■ Exercise: Note each line where "this" appears, and copy it.
>>>>
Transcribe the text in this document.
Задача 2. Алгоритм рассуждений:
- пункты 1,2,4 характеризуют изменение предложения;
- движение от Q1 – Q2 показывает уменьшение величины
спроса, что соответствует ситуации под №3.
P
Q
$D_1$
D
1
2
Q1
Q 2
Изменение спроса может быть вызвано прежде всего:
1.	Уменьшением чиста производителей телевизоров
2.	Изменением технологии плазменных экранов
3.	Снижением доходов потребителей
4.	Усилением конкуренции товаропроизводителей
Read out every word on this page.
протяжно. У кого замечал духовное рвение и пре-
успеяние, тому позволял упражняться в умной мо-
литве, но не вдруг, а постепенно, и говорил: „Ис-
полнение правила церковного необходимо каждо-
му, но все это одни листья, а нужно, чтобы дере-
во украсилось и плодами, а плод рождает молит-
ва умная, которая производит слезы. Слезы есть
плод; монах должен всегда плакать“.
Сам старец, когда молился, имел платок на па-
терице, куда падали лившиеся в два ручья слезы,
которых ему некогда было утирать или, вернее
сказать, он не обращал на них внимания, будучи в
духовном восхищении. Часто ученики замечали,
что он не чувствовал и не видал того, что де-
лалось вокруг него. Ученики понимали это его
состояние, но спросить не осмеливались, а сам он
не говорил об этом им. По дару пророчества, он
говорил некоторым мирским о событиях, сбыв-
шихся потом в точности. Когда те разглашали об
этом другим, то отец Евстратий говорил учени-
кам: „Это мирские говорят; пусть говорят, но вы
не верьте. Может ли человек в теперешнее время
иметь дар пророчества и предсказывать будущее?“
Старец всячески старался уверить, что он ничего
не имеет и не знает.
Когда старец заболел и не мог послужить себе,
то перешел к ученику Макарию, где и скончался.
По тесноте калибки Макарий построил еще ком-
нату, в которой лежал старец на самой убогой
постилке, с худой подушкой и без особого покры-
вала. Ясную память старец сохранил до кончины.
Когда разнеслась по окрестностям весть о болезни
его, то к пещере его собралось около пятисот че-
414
<<<<
■ Problem solution:
Transcribe the text in this document.
Read out every word on this page.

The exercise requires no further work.